───── Material to process ─────

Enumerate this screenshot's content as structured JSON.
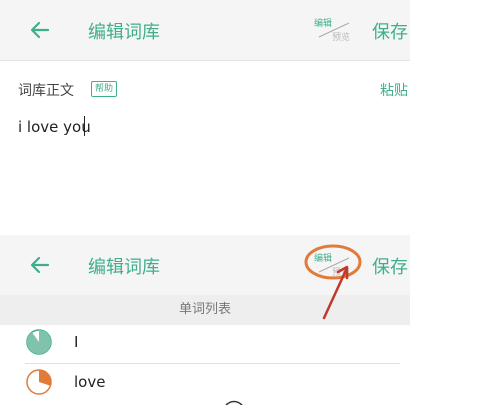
{
  "top_screen": {
    "header": {
      "title": "编辑词库",
      "save_label": "保存",
      "toggle": {
        "edit": "编辑",
        "preview": "预览"
      }
    },
    "content": {
      "section_label": "词库正文",
      "help_label": "帮助",
      "paste_label": "粘贴",
      "editor_text": "i love you"
    }
  },
  "bottom_screen": {
    "header": {
      "title": "编辑词库",
      "save_label": "保存",
      "toggle": {
        "edit": "编辑",
        "preview": "预览"
      }
    },
    "list_title": "单词列表",
    "items": [
      {
        "word": "I",
        "progress": 0.9
      },
      {
        "word": "love",
        "progress": 0.3
      }
    ]
  },
  "colors": {
    "accent": "#3fae8d",
    "annotation": "#e07b39",
    "arrow": "#c0392b"
  }
}
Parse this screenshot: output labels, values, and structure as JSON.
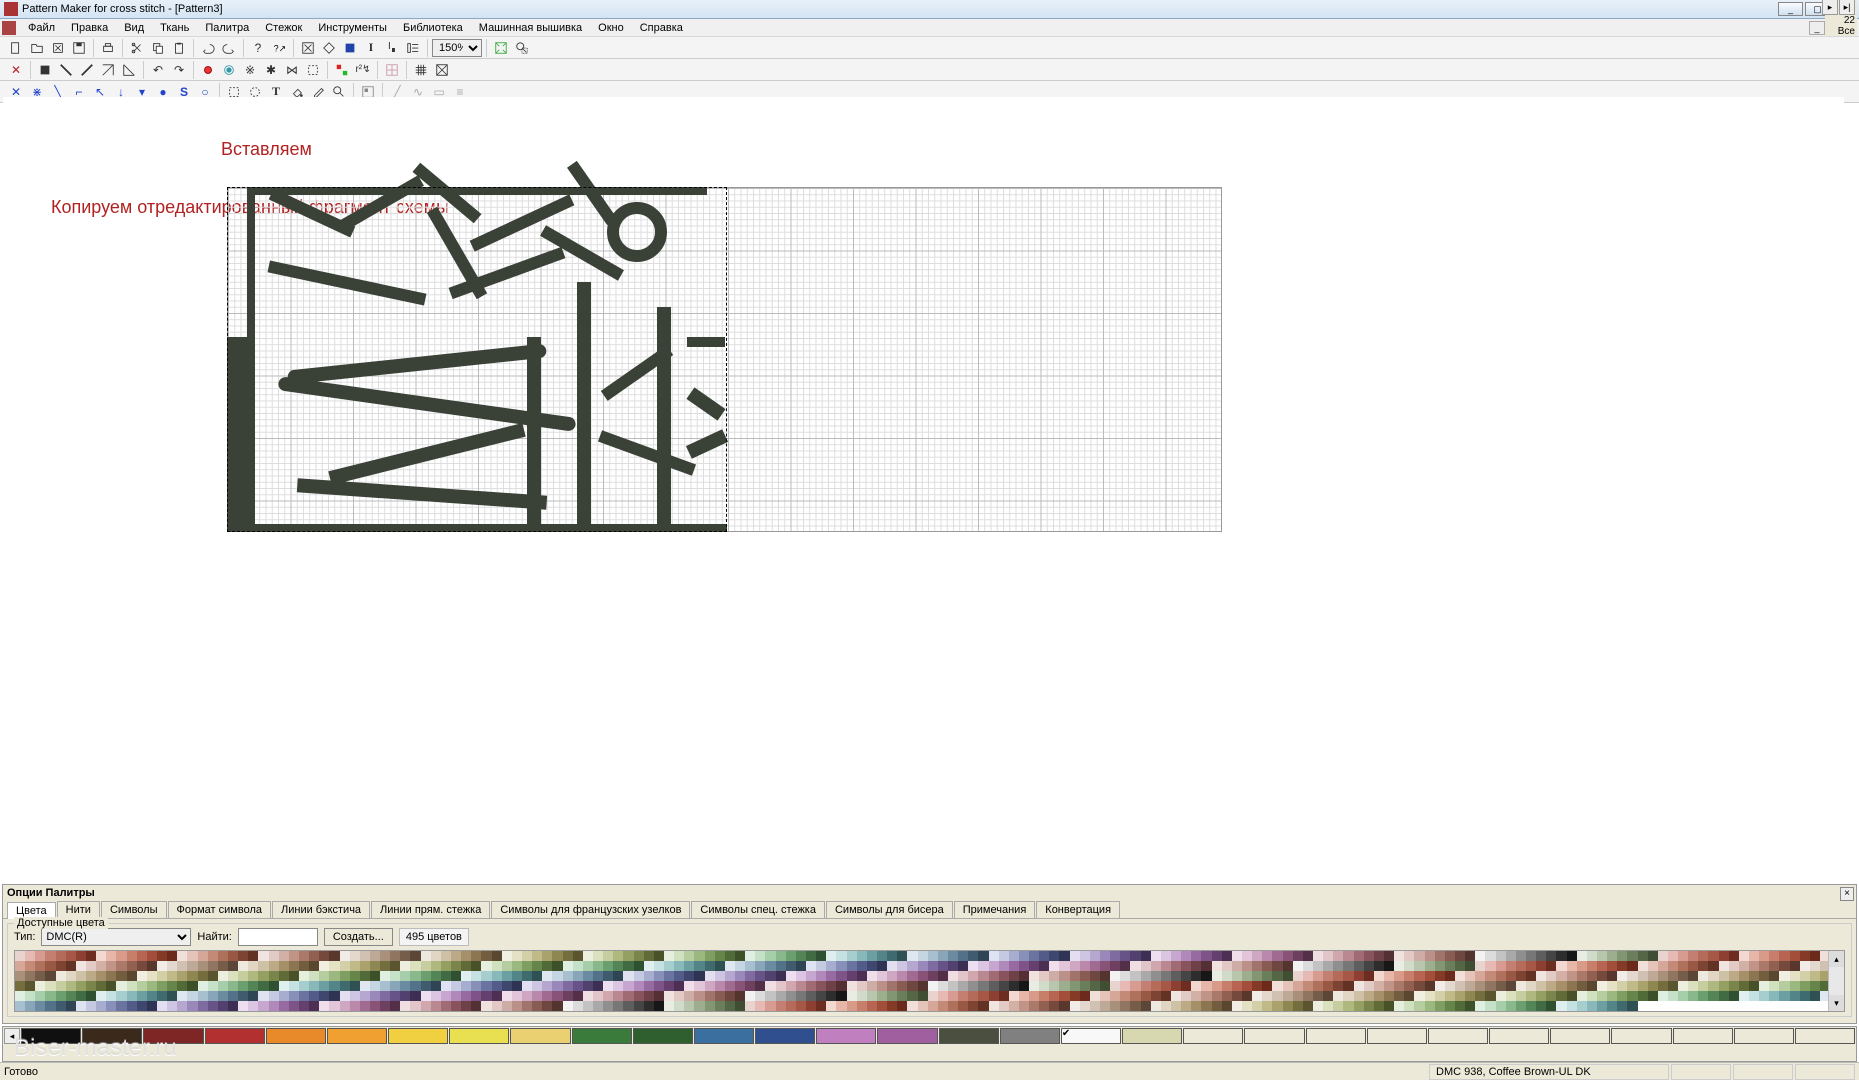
{
  "window": {
    "title": "Pattern Maker for cross stitch - [Pattern3]"
  },
  "menu": {
    "items": [
      "Файл",
      "Правка",
      "Вид",
      "Ткань",
      "Палитра",
      "Стежок",
      "Инструменты",
      "Библиотека",
      "Машинная вышивка",
      "Окно",
      "Справка"
    ]
  },
  "toolbar1": {
    "zoom_value": "150%"
  },
  "annotations": {
    "paste": "Вставляем",
    "copy": "Копируем отредактированный фрагмент схемы"
  },
  "palette": {
    "title": "Опции Палитры",
    "tabs": [
      "Цвета",
      "Нити",
      "Символы",
      "Формат символа",
      "Линии бэкстича",
      "Линии прям. стежка",
      "Символы для французских узелков",
      "Символы спец. стежка",
      "Символы для бисера",
      "Примечания",
      "Конвертация"
    ],
    "active_tab": 0,
    "groupbox": "Доступные цвета",
    "type_label": "Тип:",
    "type_value": "DMC(R)",
    "find_label": "Найти:",
    "find_value": "",
    "create_btn": "Создать...",
    "count": "495 цветов"
  },
  "colorbar": {
    "labels": [
      "22",
      "Все"
    ],
    "slots": [
      "#101010",
      "#3b2a1c",
      "#7e2626",
      "#b23030",
      "#e98a2a",
      "#f0a030",
      "#f0d040",
      "#e8e050",
      "#ead070",
      "#3a7a3a",
      "#2f5f2f",
      "#3a6fa0",
      "#2f4f8f",
      "#c080c0",
      "#a060a0",
      "#4a4f3f",
      "#808080",
      "#f8f8f8",
      "#d8d8b0",
      "",
      "",
      "",
      "",
      "",
      "",
      "",
      "",
      "",
      "",
      ""
    ]
  },
  "status": {
    "left": "Готово",
    "right": "DMC  938, Coffee Brown-UL DK"
  },
  "watermark": "Biser-master.ru",
  "available_colors_seed": [
    "#e9d3cf",
    "#e7b9b4",
    "#d89b92",
    "#c47f73",
    "#b56b5a",
    "#a75746",
    "#8d4031",
    "#6d2e21",
    "#f2d8d0",
    "#e6b6a8",
    "#d89a89",
    "#c77e6a",
    "#b76552",
    "#a24e3b",
    "#853927",
    "#6b2a1c",
    "#f1e0d9",
    "#e5c3b8",
    "#d6a799",
    "#c38a78",
    "#af705c",
    "#995844",
    "#7e4433",
    "#623225",
    "#efe4e0",
    "#e2cbc4",
    "#d2b0a6",
    "#c09588",
    "#aa796a",
    "#916051",
    "#754a3d",
    "#5a372d",
    "#f1ece7",
    "#e3d8ce",
    "#d1c1b3",
    "#bea997",
    "#a8907b",
    "#907661",
    "#755d4a",
    "#5b4637",
    "#eee9de",
    "#e0d6c3",
    "#cfc1a6",
    "#bcaa87",
    "#a5906a",
    "#8c7652",
    "#725e3f",
    "#59472f",
    "#f0efe1",
    "#e4e1c5",
    "#d3cfa7",
    "#c0ba88",
    "#a9a26c",
    "#8f8752",
    "#746e3e",
    "#5a552e",
    "#ecefdd",
    "#dbe1bf",
    "#c6ce9f",
    "#aeb87f",
    "#949f62",
    "#79854a",
    "#606b37",
    "#485127",
    "#e6efdd",
    "#d0e1c0",
    "#b6ce9f",
    "#9ab87f",
    "#7f9f62",
    "#66854a",
    "#506b37",
    "#3c5127",
    "#dfefe1",
    "#c5e1c8",
    "#a7ceab",
    "#88b88c",
    "#6b9f70",
    "#538557",
    "#406b43",
    "#2f5131",
    "#dfeff0",
    "#c5e1e2",
    "#a7cecf",
    "#88b8ba",
    "#6b9fa1",
    "#538588",
    "#406b6e",
    "#2f5154",
    "#dfe8f0",
    "#c5d5e2",
    "#a7bfcf",
    "#88a5ba",
    "#6b8ba1",
    "#537188",
    "#405a6e",
    "#2f4454",
    "#dfe2f0",
    "#c5c9e2",
    "#a7adcf",
    "#8890ba",
    "#6b74a1",
    "#535c88",
    "#40476e",
    "#2f3454",
    "#e4dff0",
    "#cec5e2",
    "#b5a7cf",
    "#9a88ba",
    "#806ba1",
    "#685388",
    "#52406e",
    "#3d2f54",
    "#eddff0",
    "#dcc5e2",
    "#c7a7cf",
    "#b088ba",
    "#976ba1",
    "#7e5388",
    "#65406e",
    "#4d2f54",
    "#f0dfeb",
    "#e2c5d9",
    "#cfa7c3",
    "#ba88ab",
    "#a16b91",
    "#885377",
    "#6e405f",
    "#542f48",
    "#f0dfe2",
    "#e2c5c9",
    "#cfa7ad",
    "#ba8890",
    "#a16b74",
    "#88535c",
    "#6e4047",
    "#542f34",
    "#f0e2df",
    "#e2c9c5",
    "#cfada7",
    "#ba9088",
    "#a1746b",
    "#885c53",
    "#6e4740",
    "#54342f",
    "#f2f2f2",
    "#dcdcdc",
    "#c3c3c3",
    "#a9a9a9",
    "#8f8f8f",
    "#777777",
    "#5e5e5e",
    "#454545",
    "#2d2d2d",
    "#171717",
    "#e8ece2",
    "#d1dbca",
    "#b7c6ad",
    "#9dae8f",
    "#839674",
    "#6b7e5c",
    "#556647",
    "#404e34"
  ]
}
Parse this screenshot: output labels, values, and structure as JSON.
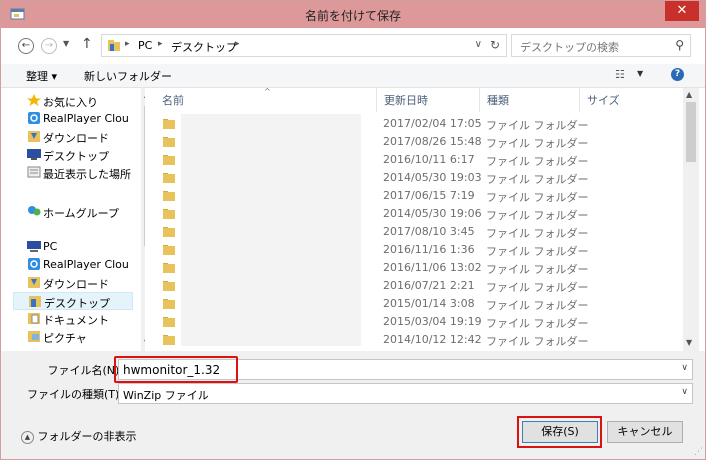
{
  "window": {
    "title": "名前を付けて保存",
    "close": "✕"
  },
  "address": {
    "root": "PC",
    "current": "デスクトップ"
  },
  "search": {
    "placeholder": "デスクトップの検索"
  },
  "toolbar": {
    "organize": "整理 ▾",
    "new_folder": "新しいフォルダー"
  },
  "nav": {
    "items": [
      {
        "label": "お気に入り",
        "icon": "star-icon"
      },
      {
        "label": "RealPlayer Clou",
        "icon": "realplayer-icon"
      },
      {
        "label": "ダウンロード",
        "icon": "download-icon"
      },
      {
        "label": "デスクトップ",
        "icon": "desktop-icon"
      },
      {
        "label": "最近表示した場所",
        "icon": "recent-icon"
      },
      {
        "label": "ホームグループ",
        "icon": "homegroup-icon"
      },
      {
        "label": "PC",
        "icon": "pc-icon"
      },
      {
        "label": "RealPlayer Clou",
        "icon": "realplayer-icon"
      },
      {
        "label": "ダウンロード",
        "icon": "download-icon"
      },
      {
        "label": "デスクトップ",
        "icon": "desktop-icon"
      },
      {
        "label": "ドキュメント",
        "icon": "document-icon"
      },
      {
        "label": "ピクチャ",
        "icon": "picture-icon"
      }
    ]
  },
  "columns": {
    "name": "名前",
    "date": "更新日時",
    "type": "種類",
    "size": "サイズ"
  },
  "files": [
    {
      "date": "2017/02/04 17:05",
      "type": "ファイル フォルダー"
    },
    {
      "date": "2017/08/26 15:48",
      "type": "ファイル フォルダー"
    },
    {
      "date": "2016/10/11 6:17",
      "type": "ファイル フォルダー"
    },
    {
      "date": "2014/05/30 19:03",
      "type": "ファイル フォルダー"
    },
    {
      "date": "2017/06/15 7:19",
      "type": "ファイル フォルダー"
    },
    {
      "date": "2014/05/30 19:06",
      "type": "ファイル フォルダー"
    },
    {
      "date": "2017/08/10 3:45",
      "type": "ファイル フォルダー"
    },
    {
      "date": "2016/11/16 1:36",
      "type": "ファイル フォルダー"
    },
    {
      "date": "2016/11/06 13:02",
      "type": "ファイル フォルダー"
    },
    {
      "date": "2016/07/21 2:21",
      "type": "ファイル フォルダー"
    },
    {
      "date": "2015/01/14 3:08",
      "type": "ファイル フォルダー"
    },
    {
      "date": "2015/03/04 19:19",
      "type": "ファイル フォルダー"
    },
    {
      "date": "2014/10/12 12:42",
      "type": "ファイル フォルダー"
    }
  ],
  "form": {
    "filename_label": "ファイル名(N):",
    "filename_value": "hwmonitor_1.32",
    "filetype_label": "ファイルの種類(T):",
    "filetype_value": "WinZip ファイル"
  },
  "footer": {
    "hide_folders": "フォルダーの非表示",
    "save": "保存(S)",
    "cancel": "キャンセル"
  },
  "colors": {
    "titlebar": "#dd9999",
    "close": "#c9302c",
    "highlight": "#dd1111",
    "folder": "#e8c25a"
  }
}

─────

Set exercise
List each line holding the string "стежка".

Correct result
      "Линии прям. стежка",
      "Символы спец. стежка",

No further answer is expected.